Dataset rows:
----------------

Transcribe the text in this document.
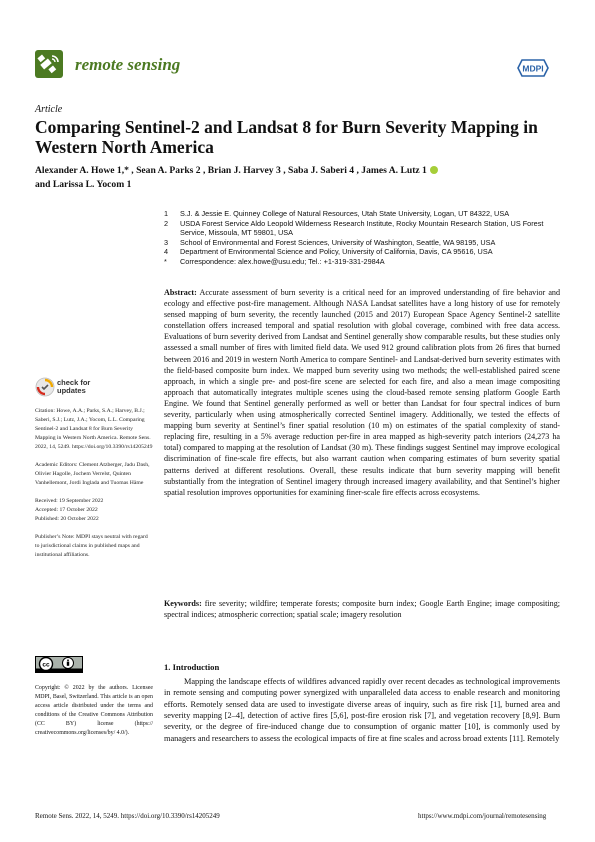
remote sensing	MDPI
Article
Comparing Sentinel-2 and Landsat 8 for Burn Severity Mapping in Western North America
Alexander A. Howe 1,* , Sean A. Parks 2 , Brian J. Harvey 3 , Saba J. Saberi 4 , James A. Lutz 1
and Larissa L. Yocom 1
1	S.J. & Jessie E. Quinney College of Natural Resources, Utah State University, Logan, UT 84322, USA
2	USDA Forest Service Aldo Leopold Wilderness Research Institute, Rocky Mountain Research Station, US Forest Service, Missoula, MT 59801, USA
3	School of Environmental and Forest Sciences, University of Washington, Seattle, WA 98195, USA
4	Department of Environmental Science and Policy, University of California, Davis, CA 95616, USA
*	Correspondence: alex.howe@usu.edu; Tel.: +1-319-331-2984A
Abstract: Accurate assessment of burn severity is a critical need for an improved understanding of fire behavior and ecology and effective post-fire management. Although NASA Landsat satellites have a long history of use for remotely sensed mapping of burn severity, the recently launched (2015 and 2017) European Space Agency Sentinel-2 satellite constellation offers increased temporal and spatial resolution with global coverage, combined with free data access. Evaluations of burn severity derived from Landsat and Sentinel generally show comparable results, but these studies only assessed a small number of fires with limited field data. We used 912 ground calibration plots from 26 fires that burned between 2016 and 2019 in western North America to compare Sentinel- and Landsat-derived burn severity estimates with the field-based composite burn index. We mapped burn severity using two methods; the well-established paired scene approach, in which a single pre- and post-fire scene are selected for each fire, and also a mean image compositing approach that automatically integrates multiple scenes using the cloud-based remote sensing platform Google Earth Engine. We found that Sentinel generally performed as well or better than Landsat for four spectral indices of burn severity, particularly when using atmospherically corrected Sentinel imagery. Additionally, we tested the effects of mapping burn severity at Sentinel’s finer spatial resolution (10 m) on estimates of the spatial complexity of stand-replacing fire, resulting in a 5% average reduction per-fire in area mapped as high-severity patch interiors (24,273 ha total) compared to mapping at the resolution of Landsat (30 m). These findings suggest Sentinel may improve ecological discrimination of fine-scale fire effects, but also warrant caution when comparing estimates of burn severity spatial patterns derived at different resolutions. Overall, these results indicate that burn severity mapping will benefit substantially from the integration of Sentinel imagery through increased imagery availability, and that Sentinel’s higher spatial resolution improves opportunities for examining finer-scale fire effects across ecosystems.
Keywords: fire severity; wildfire; temperate forests; composite burn index; Google Earth Engine; image compositing; spectral indices; atmospheric correction; spatial scale; imagery resolution
check for
updates
Citation: Howe, A.A.; Parks, S.A.; Harvey, B.J.; Saberi, S.J.; Lutz, J.A.; Yocom, L.L. Comparing Sentinel-2 and Landsat 8 for Burn Severity Mapping in Western North America. Remote Sens. 2022, 14, 5249. https://doi.org/10.3390/rs14205249
Academic Editors: Clement Atzberger, Jadu Dash, Olivier Hagolle, Jochem Verrelst, Quinten Vanhellemont, Jordi Inglada and Tuomas Häme
Received: 19 September 2022
Accepted: 17 October 2022
Published: 20 October 2022
Publisher’s Note: MDPI stays neutral with regard to jurisdictional claims in published maps and institutional affiliations.
cc
Copyright: © 2022 by the authors. Licensee MDPI, Basel, Switzerland. This article is an open access article distributed under the terms and conditions of the Creative Commons Attribution (CC BY) license (https:// creativecommons.org/licenses/by/ 4.0/).
1. Introduction
Mapping the landscape effects of wildfires advanced rapidly over recent decades as technological improvements in remote sensing and computing power synergized with unparalleled data access to enable research and monitoring efforts. Remotely sensed data are used to investigate diverse areas of inquiry, such as fire risk [1], burned area and severity mapping [2–4], detection of active fires [5,6], post-fire erosion risk [7], and vegetation recovery [8,9]. Burn severity, or the degree of fire-induced change due to consumption of organic matter [10], is commonly used by managers and researchers to assess the ecological impacts of fire at fine scales and across broad extents [11]. Remotely
Remote Sens. 2022, 14, 5249. https://doi.org/10.3390/rs14205249	https://www.mdpi.com/journal/remotesensing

----------------

• [Goal]:
Copy the lines from the entries above in which the word "https" appears.

• [Task result]:
Citation: Howe, A.A.; Parks, S.A.; Harvey, B.J.; Saberi, S.J.; Lutz, J.A.; Yocom, L.L. Comparing Sentinel-2 and Landsat 8 for Burn Severity Mapping in Western North America. Remote Sens. 2022, 14, 5249. https://doi.org/10.3390/rs14205249
Copyright: © 2022 by the authors. Licensee MDPI, Basel, Switzerland. This article is an open access article distributed under the terms and conditions of the Creative Commons Attribution (CC BY) license (https:// creativecommons.org/licenses/by/ 4.0/).
Remote Sens. 2022, 14, 5249. https://doi.org/10.3390/rs14205249	https://www.mdpi.com/journal/remotesensing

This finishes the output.